++++ Listed records ++++

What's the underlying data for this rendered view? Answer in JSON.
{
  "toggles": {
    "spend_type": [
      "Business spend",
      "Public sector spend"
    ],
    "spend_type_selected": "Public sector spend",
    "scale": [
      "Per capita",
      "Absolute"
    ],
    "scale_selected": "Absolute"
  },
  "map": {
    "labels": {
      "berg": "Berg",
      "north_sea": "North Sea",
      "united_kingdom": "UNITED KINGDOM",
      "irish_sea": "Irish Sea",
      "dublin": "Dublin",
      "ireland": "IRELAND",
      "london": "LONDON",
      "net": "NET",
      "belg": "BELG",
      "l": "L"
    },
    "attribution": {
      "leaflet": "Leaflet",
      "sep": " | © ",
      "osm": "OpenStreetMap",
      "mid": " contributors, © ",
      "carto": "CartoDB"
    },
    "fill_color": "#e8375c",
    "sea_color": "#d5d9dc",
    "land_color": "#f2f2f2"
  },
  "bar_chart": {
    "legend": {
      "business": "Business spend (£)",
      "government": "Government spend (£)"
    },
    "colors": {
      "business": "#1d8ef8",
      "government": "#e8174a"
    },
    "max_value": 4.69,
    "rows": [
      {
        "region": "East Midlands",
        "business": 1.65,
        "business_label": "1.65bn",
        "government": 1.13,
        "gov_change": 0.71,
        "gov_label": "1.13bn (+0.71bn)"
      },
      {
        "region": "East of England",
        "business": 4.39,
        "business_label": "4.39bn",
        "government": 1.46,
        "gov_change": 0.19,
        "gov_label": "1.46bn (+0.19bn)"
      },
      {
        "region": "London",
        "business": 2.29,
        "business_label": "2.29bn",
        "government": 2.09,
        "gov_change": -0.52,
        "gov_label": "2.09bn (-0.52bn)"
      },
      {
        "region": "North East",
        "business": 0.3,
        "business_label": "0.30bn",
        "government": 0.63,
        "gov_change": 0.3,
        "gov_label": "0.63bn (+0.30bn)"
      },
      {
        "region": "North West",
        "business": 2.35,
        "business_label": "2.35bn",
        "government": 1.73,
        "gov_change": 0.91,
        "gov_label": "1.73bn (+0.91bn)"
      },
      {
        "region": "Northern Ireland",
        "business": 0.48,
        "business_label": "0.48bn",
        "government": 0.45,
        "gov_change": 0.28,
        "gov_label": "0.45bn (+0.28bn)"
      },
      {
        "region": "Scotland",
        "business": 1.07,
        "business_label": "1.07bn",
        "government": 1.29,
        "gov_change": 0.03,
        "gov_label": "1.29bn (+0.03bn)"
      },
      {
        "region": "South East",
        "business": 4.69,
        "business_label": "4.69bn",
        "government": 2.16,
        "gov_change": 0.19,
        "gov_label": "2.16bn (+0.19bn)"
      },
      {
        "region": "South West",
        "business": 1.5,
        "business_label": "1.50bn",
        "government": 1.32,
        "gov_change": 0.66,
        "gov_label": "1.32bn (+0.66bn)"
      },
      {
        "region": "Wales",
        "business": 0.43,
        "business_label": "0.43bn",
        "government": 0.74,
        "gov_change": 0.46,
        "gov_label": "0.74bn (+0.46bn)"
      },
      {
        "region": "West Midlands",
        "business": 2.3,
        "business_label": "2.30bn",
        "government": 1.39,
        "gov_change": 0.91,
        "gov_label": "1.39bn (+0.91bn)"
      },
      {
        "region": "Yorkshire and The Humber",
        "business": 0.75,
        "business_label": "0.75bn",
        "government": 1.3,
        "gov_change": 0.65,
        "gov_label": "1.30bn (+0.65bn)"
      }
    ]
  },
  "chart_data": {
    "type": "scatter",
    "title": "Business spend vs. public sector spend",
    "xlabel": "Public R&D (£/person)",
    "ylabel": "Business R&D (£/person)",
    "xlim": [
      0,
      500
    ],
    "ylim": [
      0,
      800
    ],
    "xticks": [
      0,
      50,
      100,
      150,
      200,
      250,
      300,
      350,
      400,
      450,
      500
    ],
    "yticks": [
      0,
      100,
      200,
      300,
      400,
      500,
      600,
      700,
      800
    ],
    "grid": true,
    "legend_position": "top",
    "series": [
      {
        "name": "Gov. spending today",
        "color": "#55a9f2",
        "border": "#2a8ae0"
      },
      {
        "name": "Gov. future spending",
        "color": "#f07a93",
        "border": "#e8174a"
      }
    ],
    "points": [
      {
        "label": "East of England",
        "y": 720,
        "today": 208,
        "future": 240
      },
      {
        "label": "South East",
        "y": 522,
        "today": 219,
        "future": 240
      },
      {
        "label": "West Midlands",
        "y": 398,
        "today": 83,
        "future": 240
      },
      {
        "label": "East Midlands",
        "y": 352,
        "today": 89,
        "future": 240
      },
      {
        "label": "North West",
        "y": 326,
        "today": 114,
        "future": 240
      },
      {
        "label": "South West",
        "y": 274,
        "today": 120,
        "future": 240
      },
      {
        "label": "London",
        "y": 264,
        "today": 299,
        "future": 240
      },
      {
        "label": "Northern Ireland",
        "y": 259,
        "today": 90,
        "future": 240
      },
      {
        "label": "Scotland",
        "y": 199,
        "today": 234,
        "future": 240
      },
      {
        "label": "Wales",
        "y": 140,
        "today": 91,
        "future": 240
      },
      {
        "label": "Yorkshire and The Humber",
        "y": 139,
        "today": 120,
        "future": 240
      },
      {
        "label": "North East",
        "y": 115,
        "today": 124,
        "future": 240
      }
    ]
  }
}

++++

Exercise objective:
Transcribe the whole listing exactly.

Full solution:
What's the underlying data for this rendered view? Answer in JSON.
{
  "toggles": {
    "spend_type": [
      "Business spend",
      "Public sector spend"
    ],
    "spend_type_selected": "Public sector spend",
    "scale": [
      "Per capita",
      "Absolute"
    ],
    "scale_selected": "Absolute"
  },
  "map": {
    "labels": {
      "berg": "Berg",
      "north_sea": "North Sea",
      "united_kingdom": "UNITED KINGDOM",
      "irish_sea": "Irish Sea",
      "dublin": "Dublin",
      "ireland": "IRELAND",
      "london": "LONDON",
      "net": "NET",
      "belg": "BELG",
      "l": "L"
    },
    "attribution": {
      "leaflet": "Leaflet",
      "sep": " | © ",
      "osm": "OpenStreetMap",
      "mid": " contributors, © ",
      "carto": "CartoDB"
    },
    "fill_color": "#e8375c",
    "sea_color": "#d5d9dc",
    "land_color": "#f2f2f2"
  },
  "bar_chart": {
    "legend": {
      "business": "Business spend (£)",
      "government": "Government spend (£)"
    },
    "colors": {
      "business": "#1d8ef8",
      "government": "#e8174a"
    },
    "max_value": 4.69,
    "rows": [
      {
        "region": "East Midlands",
        "business": 1.65,
        "business_label": "1.65bn",
        "government": 1.13,
        "gov_change": 0.71,
        "gov_label": "1.13bn (+0.71bn)"
      },
      {
        "region": "East of England",
        "business": 4.39,
        "business_label": "4.39bn",
        "government": 1.46,
        "gov_change": 0.19,
        "gov_label": "1.46bn (+0.19bn)"
      },
      {
        "region": "London",
        "business": 2.29,
        "business_label": "2.29bn",
        "government": 2.09,
        "gov_change": -0.52,
        "gov_label": "2.09bn (-0.52bn)"
      },
      {
        "region": "North East",
        "business": 0.3,
        "business_label": "0.30bn",
        "government": 0.63,
        "gov_change": 0.3,
        "gov_label": "0.63bn (+0.30bn)"
      },
      {
        "region": "North West",
        "business": 2.35,
        "business_label": "2.35bn",
        "government": 1.73,
        "gov_change": 0.91,
        "gov_label": "1.73bn (+0.91bn)"
      },
      {
        "region": "Northern Ireland",
        "business": 0.48,
        "business_label": "0.48bn",
        "government": 0.45,
        "gov_change": 0.28,
        "gov_label": "0.45bn (+0.28bn)"
      },
      {
        "region": "Scotland",
        "business": 1.07,
        "business_label": "1.07bn",
        "government": 1.29,
        "gov_change": 0.03,
        "gov_label": "1.29bn (+0.03bn)"
      },
      {
        "region": "South East",
        "business": 4.69,
        "business_label": "4.69bn",
        "government": 2.16,
        "gov_change": 0.19,
        "gov_label": "2.16bn (+0.19bn)"
      },
      {
        "region": "South West",
        "business": 1.5,
        "business_label": "1.50bn",
        "government": 1.32,
        "gov_change": 0.66,
        "gov_label": "1.32bn (+0.66bn)"
      },
      {
        "region": "Wales",
        "business": 0.43,
        "business_label": "0.43bn",
        "government": 0.74,
        "gov_change": 0.46,
        "gov_label": "0.74bn (+0.46bn)"
      },
      {
        "region": "West Midlands",
        "business": 2.3,
        "business_label": "2.30bn",
        "government": 1.39,
        "gov_change": 0.91,
        "gov_label": "1.39bn (+0.91bn)"
      },
      {
        "region": "Yorkshire and The Humber",
        "business": 0.75,
        "business_label": "0.75bn",
        "government": 1.3,
        "gov_change": 0.65,
        "gov_label": "1.30bn (+0.65bn)"
      }
    ]
  },
  "chart_data": {
    "type": "scatter",
    "title": "Business spend vs. public sector spend",
    "xlabel": "Public R&D (£/person)",
    "ylabel": "Business R&D (£/person)",
    "xlim": [
      0,
      500
    ],
    "ylim": [
      0,
      800
    ],
    "xticks": [
      0,
      50,
      100,
      150,
      200,
      250,
      300,
      350,
      400,
      450,
      500
    ],
    "yticks": [
      0,
      100,
      200,
      300,
      400,
      500,
      600,
      700,
      800
    ],
    "grid": true,
    "legend_position": "top",
    "series": [
      {
        "name": "Gov. spending today",
        "color": "#55a9f2",
        "border": "#2a8ae0"
      },
      {
        "name": "Gov. future spending",
        "color": "#f07a93",
        "border": "#e8174a"
      }
    ],
    "points": [
      {
        "label": "East of England",
        "y": 720,
        "today": 208,
        "future": 240
      },
      {
        "label": "South East",
        "y": 522,
        "today": 219,
        "future": 240
      },
      {
        "label": "West Midlands",
        "y": 398,
        "today": 83,
        "future": 240
      },
      {
        "label": "East Midlands",
        "y": 352,
        "today": 89,
        "future": 240
      },
      {
        "label": "North West",
        "y": 326,
        "today": 114,
        "future": 240
      },
      {
        "label": "South West",
        "y": 274,
        "today": 120,
        "future": 240
      },
      {
        "label": "London",
        "y": 264,
        "today": 299,
        "future": 240
      },
      {
        "label": "Northern Ireland",
        "y": 259,
        "today": 90,
        "future": 240
      },
      {
        "label": "Scotland",
        "y": 199,
        "today": 234,
        "future": 240
      },
      {
        "label": "Wales",
        "y": 140,
        "today": 91,
        "future": 240
      },
      {
        "label": "Yorkshire and The Humber",
        "y": 139,
        "today": 120,
        "future": 240
      },
      {
        "label": "North East",
        "y": 115,
        "today": 124,
        "future": 240
      }
    ]
  }
}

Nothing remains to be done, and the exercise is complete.